[Records from a data collection]
• • • • •

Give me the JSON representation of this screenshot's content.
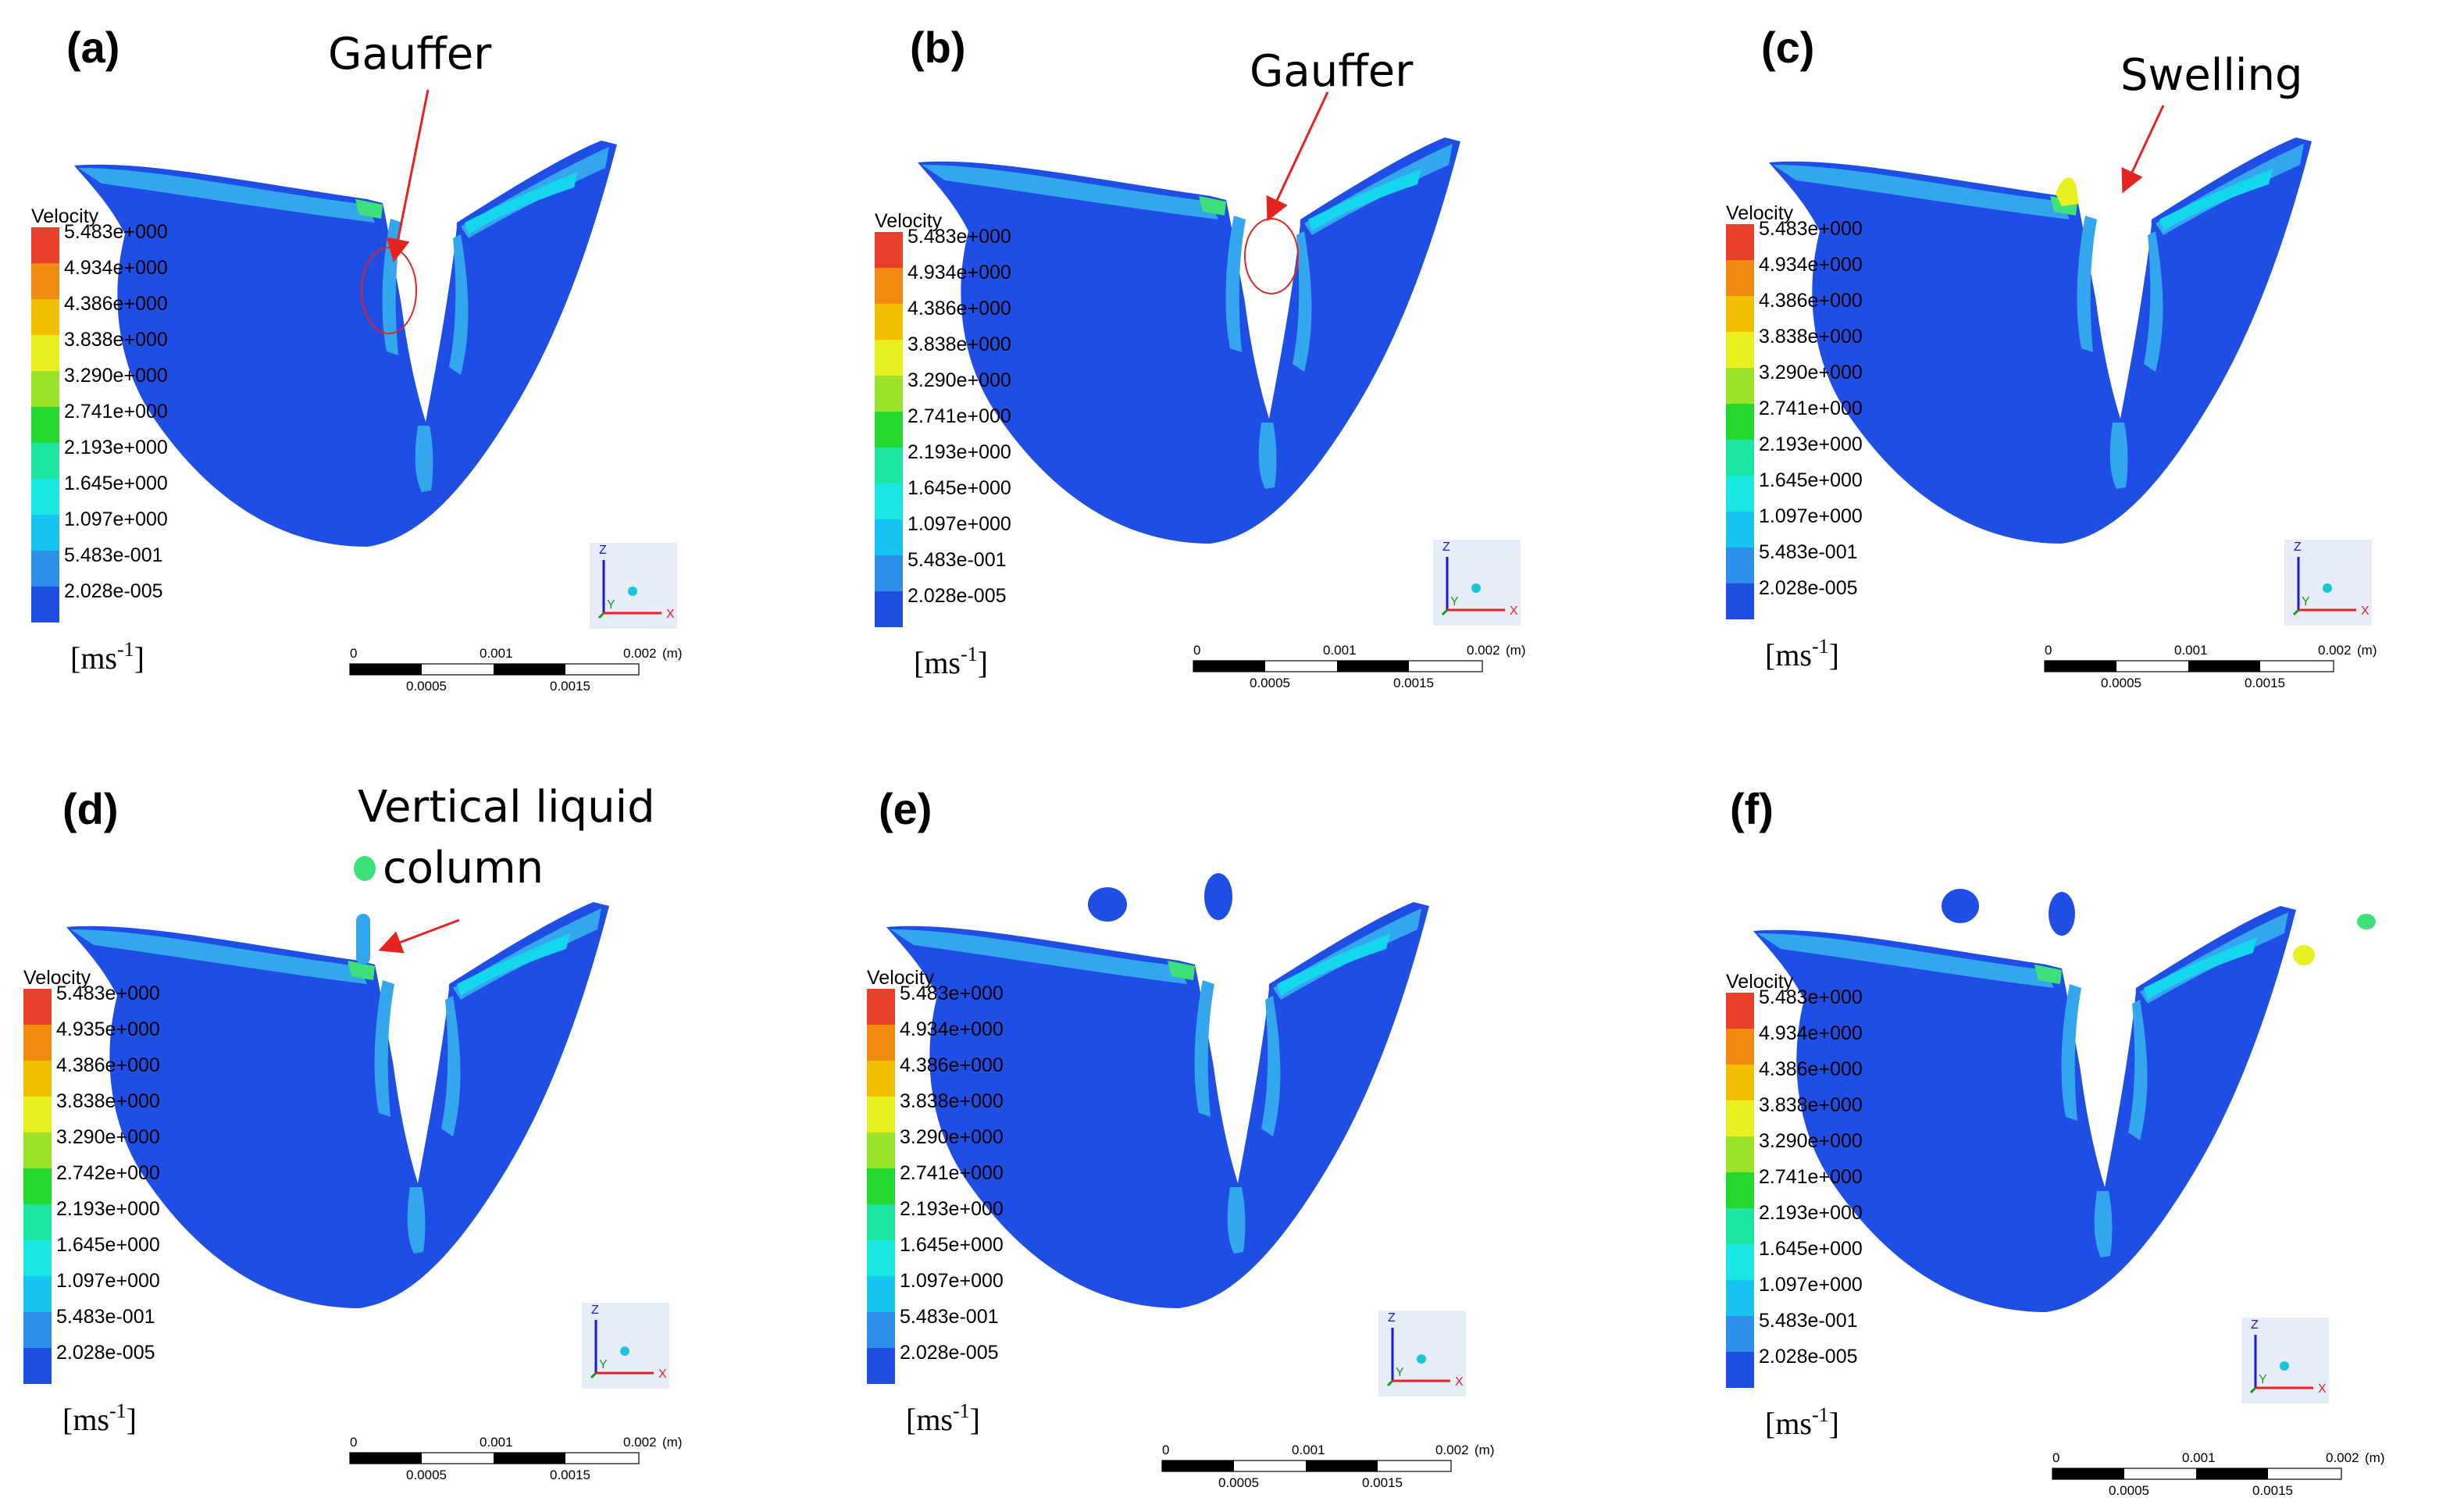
{
  "panels": [
    {
      "label": "(a)",
      "annotation": [
        "Gauffer"
      ],
      "legend_title": "Velocity",
      "legend_values": [
        "5.483e+000",
        "4.934e+000",
        "4.386e+000",
        "3.838e+000",
        "3.290e+000",
        "2.741e+000",
        "2.193e+000",
        "1.645e+000",
        "1.097e+000",
        "5.483e-001",
        "2.028e-005"
      ],
      "scale_top": [
        "0",
        "0.001",
        "0.002",
        "(m)"
      ],
      "scale_bottom": [
        "0.0005",
        "0.0015"
      ],
      "features": "gauffer-circle",
      "droplets": "none"
    },
    {
      "label": "(b)",
      "annotation": [
        "Gauffer"
      ],
      "legend_title": "Velocity",
      "legend_values": [
        "5.483e+000",
        "4.934e+000",
        "4.386e+000",
        "3.838e+000",
        "3.290e+000",
        "2.741e+000",
        "2.193e+000",
        "1.645e+000",
        "1.097e+000",
        "5.483e-001",
        "2.028e-005"
      ],
      "scale_top": [
        "0",
        "0.001",
        "0.002",
        "(m)"
      ],
      "scale_bottom": [
        "0.0005",
        "0.0015"
      ],
      "features": "gauffer-circle",
      "droplets": "none"
    },
    {
      "label": "(c)",
      "annotation": [
        "Swelling"
      ],
      "legend_title": "Velocity",
      "legend_values": [
        "5.483e+000",
        "4.934e+000",
        "4.386e+000",
        "3.838e+000",
        "3.290e+000",
        "2.741e+000",
        "2.193e+000",
        "1.645e+000",
        "1.097e+000",
        "5.483e-001",
        "2.028e-005"
      ],
      "scale_top": [
        "0",
        "0.001",
        "0.002",
        "(m)"
      ],
      "scale_bottom": [
        "0.0005",
        "0.0015"
      ],
      "features": "swelling",
      "droplets": "none"
    },
    {
      "label": "(d)",
      "annotation": [
        "Vertical liquid",
        "column"
      ],
      "legend_title": "Velocity",
      "legend_values": [
        "5.483e+000",
        "4.935e+000",
        "4.386e+000",
        "3.838e+000",
        "3.290e+000",
        "2.742e+000",
        "2.193e+000",
        "1.645e+000",
        "1.097e+000",
        "5.483e-001",
        "2.028e-005"
      ],
      "scale_top": [
        "0",
        "0.001",
        "0.002",
        "(m)"
      ],
      "scale_bottom": [
        "0.0005",
        "0.0015"
      ],
      "features": "column",
      "droplets": "column"
    },
    {
      "label": "(e)",
      "annotation": [],
      "legend_title": "Velocity",
      "legend_values": [
        "5.483e+000",
        "4.934e+000",
        "4.386e+000",
        "3.838e+000",
        "3.290e+000",
        "2.741e+000",
        "2.193e+000",
        "1.645e+000",
        "1.097e+000",
        "5.483e-001",
        "2.028e-005"
      ],
      "scale_top": [
        "0",
        "0.001",
        "0.002",
        "(m)"
      ],
      "scale_bottom": [
        "0.0005",
        "0.0015"
      ],
      "features": "none",
      "droplets": "two"
    },
    {
      "label": "(f)",
      "annotation": [],
      "legend_title": "Velocity",
      "legend_values": [
        "5.483e+000",
        "4.934e+000",
        "4.386e+000",
        "3.838e+000",
        "3.290e+000",
        "2.741e+000",
        "2.193e+000",
        "1.645e+000",
        "1.097e+000",
        "5.483e-001",
        "2.028e-005"
      ],
      "scale_top": [
        "0",
        "0.001",
        "0.002",
        "(m)"
      ],
      "scale_bottom": [
        "0.0005",
        "0.0015"
      ],
      "features": "spatter",
      "droplets": "many"
    }
  ],
  "unit_base": "[ms",
  "unit_exp": "-1",
  "unit_close": "]",
  "axis_labels": {
    "z": "Z",
    "x": "X",
    "y": "Y"
  },
  "legend_colors": [
    "#e8402a",
    "#f08a10",
    "#f3c000",
    "#e9f020",
    "#9be22a",
    "#24d830",
    "#1ee6a0",
    "#19e8e2",
    "#16c4f0",
    "#2e8fe8",
    "#1e4fe0"
  ],
  "colors": {
    "melt_base": "#1f4ee4",
    "arrow": "#e52421",
    "accent_cyan": "#14d6ec",
    "accent_green": "#3ee07a",
    "accent_light": "#34a6ee"
  }
}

• • • • •

(Goal of the exercise) Go through the data above and transcribe it in full, omitting any image.

(Complete answer)
Give me the JSON representation of this screenshot's content.
{
  "panels": [
    {
      "label": "(a)",
      "annotation": [
        "Gauffer"
      ],
      "legend_title": "Velocity",
      "legend_values": [
        "5.483e+000",
        "4.934e+000",
        "4.386e+000",
        "3.838e+000",
        "3.290e+000",
        "2.741e+000",
        "2.193e+000",
        "1.645e+000",
        "1.097e+000",
        "5.483e-001",
        "2.028e-005"
      ],
      "scale_top": [
        "0",
        "0.001",
        "0.002",
        "(m)"
      ],
      "scale_bottom": [
        "0.0005",
        "0.0015"
      ],
      "features": "gauffer-circle",
      "droplets": "none"
    },
    {
      "label": "(b)",
      "annotation": [
        "Gauffer"
      ],
      "legend_title": "Velocity",
      "legend_values": [
        "5.483e+000",
        "4.934e+000",
        "4.386e+000",
        "3.838e+000",
        "3.290e+000",
        "2.741e+000",
        "2.193e+000",
        "1.645e+000",
        "1.097e+000",
        "5.483e-001",
        "2.028e-005"
      ],
      "scale_top": [
        "0",
        "0.001",
        "0.002",
        "(m)"
      ],
      "scale_bottom": [
        "0.0005",
        "0.0015"
      ],
      "features": "gauffer-circle",
      "droplets": "none"
    },
    {
      "label": "(c)",
      "annotation": [
        "Swelling"
      ],
      "legend_title": "Velocity",
      "legend_values": [
        "5.483e+000",
        "4.934e+000",
        "4.386e+000",
        "3.838e+000",
        "3.290e+000",
        "2.741e+000",
        "2.193e+000",
        "1.645e+000",
        "1.097e+000",
        "5.483e-001",
        "2.028e-005"
      ],
      "scale_top": [
        "0",
        "0.001",
        "0.002",
        "(m)"
      ],
      "scale_bottom": [
        "0.0005",
        "0.0015"
      ],
      "features": "swelling",
      "droplets": "none"
    },
    {
      "label": "(d)",
      "annotation": [
        "Vertical liquid",
        "column"
      ],
      "legend_title": "Velocity",
      "legend_values": [
        "5.483e+000",
        "4.935e+000",
        "4.386e+000",
        "3.838e+000",
        "3.290e+000",
        "2.742e+000",
        "2.193e+000",
        "1.645e+000",
        "1.097e+000",
        "5.483e-001",
        "2.028e-005"
      ],
      "scale_top": [
        "0",
        "0.001",
        "0.002",
        "(m)"
      ],
      "scale_bottom": [
        "0.0005",
        "0.0015"
      ],
      "features": "column",
      "droplets": "column"
    },
    {
      "label": "(e)",
      "annotation": [],
      "legend_title": "Velocity",
      "legend_values": [
        "5.483e+000",
        "4.934e+000",
        "4.386e+000",
        "3.838e+000",
        "3.290e+000",
        "2.741e+000",
        "2.193e+000",
        "1.645e+000",
        "1.097e+000",
        "5.483e-001",
        "2.028e-005"
      ],
      "scale_top": [
        "0",
        "0.001",
        "0.002",
        "(m)"
      ],
      "scale_bottom": [
        "0.0005",
        "0.0015"
      ],
      "features": "none",
      "droplets": "two"
    },
    {
      "label": "(f)",
      "annotation": [],
      "legend_title": "Velocity",
      "legend_values": [
        "5.483e+000",
        "4.934e+000",
        "4.386e+000",
        "3.838e+000",
        "3.290e+000",
        "2.741e+000",
        "2.193e+000",
        "1.645e+000",
        "1.097e+000",
        "5.483e-001",
        "2.028e-005"
      ],
      "scale_top": [
        "0",
        "0.001",
        "0.002",
        "(m)"
      ],
      "scale_bottom": [
        "0.0005",
        "0.0015"
      ],
      "features": "spatter",
      "droplets": "many"
    }
  ],
  "unit_base": "[ms",
  "unit_exp": "-1",
  "unit_close": "]",
  "axis_labels": {
    "z": "Z",
    "x": "X",
    "y": "Y"
  },
  "legend_colors": [
    "#e8402a",
    "#f08a10",
    "#f3c000",
    "#e9f020",
    "#9be22a",
    "#24d830",
    "#1ee6a0",
    "#19e8e2",
    "#16c4f0",
    "#2e8fe8",
    "#1e4fe0"
  ],
  "colors": {
    "melt_base": "#1f4ee4",
    "arrow": "#e52421",
    "accent_cyan": "#14d6ec",
    "accent_green": "#3ee07a",
    "accent_light": "#34a6ee"
  }
}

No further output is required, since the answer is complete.